> [Assignment]: Look through the records that follow. Copy every line containing the word "denn".

:::::

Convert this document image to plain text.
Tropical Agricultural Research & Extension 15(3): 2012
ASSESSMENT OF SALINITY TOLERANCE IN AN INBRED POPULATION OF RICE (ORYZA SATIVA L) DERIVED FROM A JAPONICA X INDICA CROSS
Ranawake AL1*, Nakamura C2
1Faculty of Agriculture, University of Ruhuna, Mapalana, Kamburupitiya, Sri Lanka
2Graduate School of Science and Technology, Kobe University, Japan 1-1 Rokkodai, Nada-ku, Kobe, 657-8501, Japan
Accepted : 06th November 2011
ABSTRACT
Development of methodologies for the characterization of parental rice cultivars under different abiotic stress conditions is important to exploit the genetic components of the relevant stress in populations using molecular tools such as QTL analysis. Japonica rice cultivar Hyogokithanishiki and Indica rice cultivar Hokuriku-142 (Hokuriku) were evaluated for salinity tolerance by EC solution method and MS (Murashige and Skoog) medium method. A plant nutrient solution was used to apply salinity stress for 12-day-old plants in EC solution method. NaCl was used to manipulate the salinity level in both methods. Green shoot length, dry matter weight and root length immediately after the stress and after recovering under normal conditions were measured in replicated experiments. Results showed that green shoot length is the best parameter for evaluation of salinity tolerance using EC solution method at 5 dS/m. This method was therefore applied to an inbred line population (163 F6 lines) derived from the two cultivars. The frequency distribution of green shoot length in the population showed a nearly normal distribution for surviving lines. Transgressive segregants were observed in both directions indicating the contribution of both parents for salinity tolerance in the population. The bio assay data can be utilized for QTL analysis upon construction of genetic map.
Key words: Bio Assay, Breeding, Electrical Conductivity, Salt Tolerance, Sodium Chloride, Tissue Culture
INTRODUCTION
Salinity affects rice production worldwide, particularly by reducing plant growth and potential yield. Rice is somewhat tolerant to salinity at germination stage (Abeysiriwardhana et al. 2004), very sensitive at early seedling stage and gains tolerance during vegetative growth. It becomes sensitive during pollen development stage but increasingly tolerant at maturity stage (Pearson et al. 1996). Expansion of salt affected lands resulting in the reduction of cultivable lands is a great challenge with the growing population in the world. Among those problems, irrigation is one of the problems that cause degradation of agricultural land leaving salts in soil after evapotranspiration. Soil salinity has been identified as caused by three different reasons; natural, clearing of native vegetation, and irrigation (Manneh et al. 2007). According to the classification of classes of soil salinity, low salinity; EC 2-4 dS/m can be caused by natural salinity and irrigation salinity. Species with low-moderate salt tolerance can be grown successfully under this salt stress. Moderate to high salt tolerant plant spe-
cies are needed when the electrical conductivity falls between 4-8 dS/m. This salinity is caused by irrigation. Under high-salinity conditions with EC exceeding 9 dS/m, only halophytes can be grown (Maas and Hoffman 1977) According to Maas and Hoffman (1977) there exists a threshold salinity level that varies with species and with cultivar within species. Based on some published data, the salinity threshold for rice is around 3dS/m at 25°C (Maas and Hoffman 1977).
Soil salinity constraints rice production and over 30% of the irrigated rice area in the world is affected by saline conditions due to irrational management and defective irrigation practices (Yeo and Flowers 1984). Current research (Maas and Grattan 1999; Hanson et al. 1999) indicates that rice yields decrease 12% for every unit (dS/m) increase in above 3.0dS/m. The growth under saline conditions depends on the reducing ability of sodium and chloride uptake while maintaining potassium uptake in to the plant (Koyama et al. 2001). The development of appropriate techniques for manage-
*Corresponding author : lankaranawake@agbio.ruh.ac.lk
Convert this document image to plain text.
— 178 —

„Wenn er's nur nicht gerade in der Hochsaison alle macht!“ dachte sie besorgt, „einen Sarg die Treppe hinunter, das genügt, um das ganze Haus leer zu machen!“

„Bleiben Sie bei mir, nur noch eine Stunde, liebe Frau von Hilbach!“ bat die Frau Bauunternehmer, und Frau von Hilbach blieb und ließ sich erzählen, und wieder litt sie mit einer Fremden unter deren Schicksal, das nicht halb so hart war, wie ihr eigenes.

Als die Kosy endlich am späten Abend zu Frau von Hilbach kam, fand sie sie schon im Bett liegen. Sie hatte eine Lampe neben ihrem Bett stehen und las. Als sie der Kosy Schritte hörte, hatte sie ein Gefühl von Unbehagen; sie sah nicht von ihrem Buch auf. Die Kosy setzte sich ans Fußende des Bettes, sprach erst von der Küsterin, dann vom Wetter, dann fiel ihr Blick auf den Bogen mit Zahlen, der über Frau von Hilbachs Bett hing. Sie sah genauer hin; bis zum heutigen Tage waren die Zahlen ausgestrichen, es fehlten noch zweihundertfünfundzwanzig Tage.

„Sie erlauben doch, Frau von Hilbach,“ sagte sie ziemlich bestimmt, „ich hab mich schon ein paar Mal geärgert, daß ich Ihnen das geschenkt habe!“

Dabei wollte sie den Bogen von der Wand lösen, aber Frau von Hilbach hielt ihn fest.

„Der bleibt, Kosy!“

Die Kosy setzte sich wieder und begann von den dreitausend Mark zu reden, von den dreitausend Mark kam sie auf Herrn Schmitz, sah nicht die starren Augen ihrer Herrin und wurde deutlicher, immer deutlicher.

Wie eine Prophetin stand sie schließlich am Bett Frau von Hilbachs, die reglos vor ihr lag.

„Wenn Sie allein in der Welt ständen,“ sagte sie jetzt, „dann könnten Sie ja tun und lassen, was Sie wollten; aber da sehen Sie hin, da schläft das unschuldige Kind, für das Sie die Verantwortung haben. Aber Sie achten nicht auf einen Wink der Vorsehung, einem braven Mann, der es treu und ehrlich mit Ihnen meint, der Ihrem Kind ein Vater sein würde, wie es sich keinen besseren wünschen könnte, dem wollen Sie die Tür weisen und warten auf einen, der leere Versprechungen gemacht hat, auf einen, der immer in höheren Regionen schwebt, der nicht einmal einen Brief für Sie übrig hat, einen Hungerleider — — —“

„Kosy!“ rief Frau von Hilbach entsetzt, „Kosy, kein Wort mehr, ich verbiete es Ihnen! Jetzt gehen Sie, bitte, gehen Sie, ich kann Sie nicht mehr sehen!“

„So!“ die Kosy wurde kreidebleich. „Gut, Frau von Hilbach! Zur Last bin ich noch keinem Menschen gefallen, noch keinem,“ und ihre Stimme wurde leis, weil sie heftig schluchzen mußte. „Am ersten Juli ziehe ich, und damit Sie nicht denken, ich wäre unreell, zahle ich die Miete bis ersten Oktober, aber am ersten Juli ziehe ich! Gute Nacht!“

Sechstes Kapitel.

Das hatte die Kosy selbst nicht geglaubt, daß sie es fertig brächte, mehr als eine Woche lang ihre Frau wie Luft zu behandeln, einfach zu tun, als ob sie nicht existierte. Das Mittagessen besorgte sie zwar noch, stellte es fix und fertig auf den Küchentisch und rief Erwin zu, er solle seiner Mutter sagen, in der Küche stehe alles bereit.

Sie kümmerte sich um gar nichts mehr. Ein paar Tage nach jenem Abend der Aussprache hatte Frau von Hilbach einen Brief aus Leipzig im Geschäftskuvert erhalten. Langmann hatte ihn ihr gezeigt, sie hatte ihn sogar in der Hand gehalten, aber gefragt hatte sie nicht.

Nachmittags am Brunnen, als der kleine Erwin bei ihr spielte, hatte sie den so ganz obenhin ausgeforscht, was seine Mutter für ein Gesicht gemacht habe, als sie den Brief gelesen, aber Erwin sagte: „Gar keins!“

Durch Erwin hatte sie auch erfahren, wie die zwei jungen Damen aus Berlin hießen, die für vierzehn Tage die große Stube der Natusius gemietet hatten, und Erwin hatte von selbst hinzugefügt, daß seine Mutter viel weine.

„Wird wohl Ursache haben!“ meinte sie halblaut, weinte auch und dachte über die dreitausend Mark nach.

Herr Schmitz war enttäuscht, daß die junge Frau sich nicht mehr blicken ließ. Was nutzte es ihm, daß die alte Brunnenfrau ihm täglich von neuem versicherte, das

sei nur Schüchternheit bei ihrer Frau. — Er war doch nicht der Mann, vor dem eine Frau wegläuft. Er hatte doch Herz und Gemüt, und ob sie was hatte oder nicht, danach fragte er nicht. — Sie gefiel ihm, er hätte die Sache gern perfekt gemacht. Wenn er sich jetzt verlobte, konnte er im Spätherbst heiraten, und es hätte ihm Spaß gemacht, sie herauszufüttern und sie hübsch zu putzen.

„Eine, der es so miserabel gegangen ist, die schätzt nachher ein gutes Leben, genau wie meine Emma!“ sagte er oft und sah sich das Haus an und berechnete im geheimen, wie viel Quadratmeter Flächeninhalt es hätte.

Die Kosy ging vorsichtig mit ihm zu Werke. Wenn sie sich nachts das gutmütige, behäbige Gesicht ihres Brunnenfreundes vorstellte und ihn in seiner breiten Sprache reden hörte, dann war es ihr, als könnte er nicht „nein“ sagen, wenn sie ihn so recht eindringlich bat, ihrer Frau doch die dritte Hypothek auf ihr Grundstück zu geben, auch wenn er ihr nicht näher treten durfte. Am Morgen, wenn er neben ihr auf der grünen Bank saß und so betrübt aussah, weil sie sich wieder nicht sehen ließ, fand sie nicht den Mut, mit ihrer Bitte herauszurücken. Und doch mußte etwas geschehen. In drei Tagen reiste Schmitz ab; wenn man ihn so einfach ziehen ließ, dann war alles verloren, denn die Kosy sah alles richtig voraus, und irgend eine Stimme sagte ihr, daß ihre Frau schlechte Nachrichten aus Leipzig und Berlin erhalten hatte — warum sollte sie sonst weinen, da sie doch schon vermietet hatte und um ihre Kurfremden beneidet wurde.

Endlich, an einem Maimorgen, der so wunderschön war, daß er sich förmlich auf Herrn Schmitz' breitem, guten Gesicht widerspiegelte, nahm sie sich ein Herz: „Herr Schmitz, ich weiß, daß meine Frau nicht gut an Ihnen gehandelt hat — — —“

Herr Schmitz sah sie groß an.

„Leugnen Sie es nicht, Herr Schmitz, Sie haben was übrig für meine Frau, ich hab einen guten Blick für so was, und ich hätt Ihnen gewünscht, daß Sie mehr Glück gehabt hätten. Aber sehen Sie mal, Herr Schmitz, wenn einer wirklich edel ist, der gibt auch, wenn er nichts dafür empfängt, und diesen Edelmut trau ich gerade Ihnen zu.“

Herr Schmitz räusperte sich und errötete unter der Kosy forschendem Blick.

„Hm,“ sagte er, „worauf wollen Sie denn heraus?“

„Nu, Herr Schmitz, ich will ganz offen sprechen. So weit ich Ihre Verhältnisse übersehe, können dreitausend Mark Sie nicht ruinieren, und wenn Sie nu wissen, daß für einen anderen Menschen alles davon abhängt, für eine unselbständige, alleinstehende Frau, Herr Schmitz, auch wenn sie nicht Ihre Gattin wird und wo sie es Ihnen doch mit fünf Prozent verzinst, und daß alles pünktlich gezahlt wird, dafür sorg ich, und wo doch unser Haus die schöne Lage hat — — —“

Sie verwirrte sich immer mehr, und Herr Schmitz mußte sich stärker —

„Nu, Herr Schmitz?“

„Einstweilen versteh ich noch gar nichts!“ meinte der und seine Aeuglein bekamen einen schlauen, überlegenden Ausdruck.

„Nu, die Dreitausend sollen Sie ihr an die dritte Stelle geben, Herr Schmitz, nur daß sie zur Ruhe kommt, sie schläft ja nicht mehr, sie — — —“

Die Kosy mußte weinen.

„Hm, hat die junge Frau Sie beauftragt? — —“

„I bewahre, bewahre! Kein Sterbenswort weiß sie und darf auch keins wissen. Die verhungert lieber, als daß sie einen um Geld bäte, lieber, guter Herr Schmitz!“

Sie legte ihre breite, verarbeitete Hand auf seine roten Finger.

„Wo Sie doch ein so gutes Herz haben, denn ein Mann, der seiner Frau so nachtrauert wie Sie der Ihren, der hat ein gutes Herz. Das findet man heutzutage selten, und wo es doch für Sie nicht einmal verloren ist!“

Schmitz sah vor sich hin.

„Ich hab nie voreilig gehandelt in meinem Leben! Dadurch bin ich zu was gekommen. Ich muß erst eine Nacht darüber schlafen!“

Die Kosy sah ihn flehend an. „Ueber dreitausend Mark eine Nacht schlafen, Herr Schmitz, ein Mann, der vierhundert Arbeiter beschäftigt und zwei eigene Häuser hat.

:::::

> [Solved exercise]:
Die Kosy ging vorsichtig mit ihm zu Werke. Wenn sie sich nachts das gutmütige, behäbige Gesicht ihres Brunnenfreundes vorstellte und ihn in seiner breiten Sprache reden hörte, dann war es ihr, als könnte er nicht „nein“ sagen, wenn sie ihn so recht eindringlich bat, ihrer Frau doch die dritte Hypothek auf ihr Grundstück zu geben, auch wenn er ihr nicht näher treten durfte. Am Morgen, wenn er neben ihr auf der grünen Bank saß und so betrübt aussah, weil sie sich wieder nicht sehen ließ, fand sie nicht den Mut, mit ihrer Bitte herauszurücken. Und doch mußte etwas geschehen. In drei Tagen reiste Schmitz ab; wenn man ihn so einfach ziehen ließ, dann war alles verloren, denn die Kosy sah alles richtig voraus, und irgend eine Stimme sagte ihr, daß ihre Frau schlechte Nachrichten aus Leipzig und Berlin erhalten hatte — warum sollte sie sonst weinen, da sie doch schon vermietet hatte und um ihre Kurfremden beneidet wurde.
„Hm,“ sagte er, „worauf wollen Sie denn heraus?“
„Wo Sie doch ein so gutes Herz haben, denn ein Mann, der seiner Frau so nachtrauert wie Sie der Ihren, der hat ein gutes Herz. Das findet man heutzutage selten, und wo es doch für Sie nicht einmal verloren ist!“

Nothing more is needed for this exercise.